To do: What follows is a set of records; restate each one word for word and drop the pictures.

Source data:
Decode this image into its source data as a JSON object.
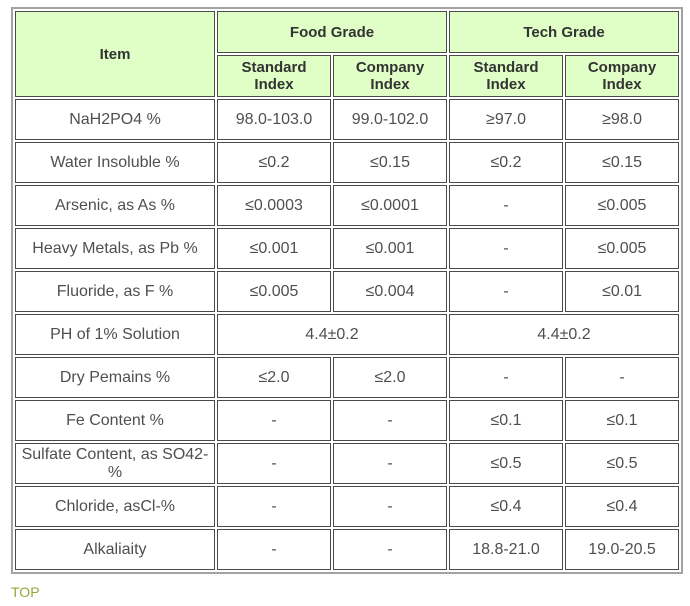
{
  "table": {
    "item_header": "Item",
    "groups": [
      {
        "label": "Food Grade",
        "subheaders": [
          "Standard Index",
          "Company Index"
        ]
      },
      {
        "label": "Tech Grade",
        "subheaders": [
          "Standard Index",
          "Company Index"
        ]
      }
    ],
    "rows": [
      {
        "item": "NaH2PO4 %",
        "values": [
          "98.0-103.0",
          "99.0-102.0",
          "≥97.0",
          "≥98.0"
        ]
      },
      {
        "item": "Water Insoluble %",
        "values": [
          "≤0.2",
          "≤0.15",
          "≤0.2",
          "≤0.15"
        ]
      },
      {
        "item": "Arsenic, as As %",
        "values": [
          "≤0.0003",
          "≤0.0001",
          "-",
          "≤0.005"
        ]
      },
      {
        "item": "Heavy Metals, as Pb %",
        "values": [
          "≤0.001",
          "≤0.001",
          "-",
          "≤0.005"
        ]
      },
      {
        "item": "Fluoride, as F %",
        "values": [
          "≤0.005",
          "≤0.004",
          "-",
          "≤0.01"
        ]
      },
      {
        "item": "PH of 1% Solution",
        "values": [
          "4.4±0.2",
          "4.4±0.2"
        ],
        "colspan": 2
      },
      {
        "item": "Dry Pemains %",
        "values": [
          "≤2.0",
          "≤2.0",
          "-",
          "-"
        ]
      },
      {
        "item": "Fe Content %",
        "values": [
          "-",
          "-",
          "≤0.1",
          "≤0.1"
        ]
      },
      {
        "item": "Sulfate Content, as  SO42-%",
        "values": [
          "-",
          "-",
          "≤0.5",
          "≤0.5"
        ]
      },
      {
        "item": "Chloride, asCl-%",
        "values": [
          "-",
          "-",
          "≤0.4",
          "≤0.4"
        ]
      },
      {
        "item": "Alkaliaity",
        "values": [
          "-",
          "-",
          "18.8-21.0",
          "19.0-20.5"
        ]
      }
    ],
    "colors": {
      "header_bg": "#dfffc6",
      "header_text": "#333333",
      "cell_text": "#4f4f4f",
      "border_dark": "#4a4a4a",
      "border_outer": "#a3a3a3",
      "top_link": "#94a838"
    }
  },
  "footer": {
    "top_link_label": "TOP"
  }
}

Output of the exercise:
Decode this image into its source data as a JSON object.
{
  "table": {
    "item_header": "Item",
    "groups": [
      {
        "label": "Food Grade",
        "subheaders": [
          "Standard Index",
          "Company Index"
        ]
      },
      {
        "label": "Tech Grade",
        "subheaders": [
          "Standard Index",
          "Company Index"
        ]
      }
    ],
    "rows": [
      {
        "item": "NaH2PO4 %",
        "values": [
          "98.0-103.0",
          "99.0-102.0",
          "≥97.0",
          "≥98.0"
        ]
      },
      {
        "item": "Water Insoluble %",
        "values": [
          "≤0.2",
          "≤0.15",
          "≤0.2",
          "≤0.15"
        ]
      },
      {
        "item": "Arsenic, as As %",
        "values": [
          "≤0.0003",
          "≤0.0001",
          "-",
          "≤0.005"
        ]
      },
      {
        "item": "Heavy Metals, as Pb %",
        "values": [
          "≤0.001",
          "≤0.001",
          "-",
          "≤0.005"
        ]
      },
      {
        "item": "Fluoride, as F %",
        "values": [
          "≤0.005",
          "≤0.004",
          "-",
          "≤0.01"
        ]
      },
      {
        "item": "PH of 1% Solution",
        "values": [
          "4.4±0.2",
          "4.4±0.2"
        ],
        "colspan": 2
      },
      {
        "item": "Dry Pemains %",
        "values": [
          "≤2.0",
          "≤2.0",
          "-",
          "-"
        ]
      },
      {
        "item": "Fe Content %",
        "values": [
          "-",
          "-",
          "≤0.1",
          "≤0.1"
        ]
      },
      {
        "item": "Sulfate Content, as  SO42-%",
        "values": [
          "-",
          "-",
          "≤0.5",
          "≤0.5"
        ]
      },
      {
        "item": "Chloride, asCl-%",
        "values": [
          "-",
          "-",
          "≤0.4",
          "≤0.4"
        ]
      },
      {
        "item": "Alkaliaity",
        "values": [
          "-",
          "-",
          "18.8-21.0",
          "19.0-20.5"
        ]
      }
    ],
    "colors": {
      "header_bg": "#dfffc6",
      "header_text": "#333333",
      "cell_text": "#4f4f4f",
      "border_dark": "#4a4a4a",
      "border_outer": "#a3a3a3",
      "top_link": "#94a838"
    }
  },
  "footer": {
    "top_link_label": "TOP"
  }
}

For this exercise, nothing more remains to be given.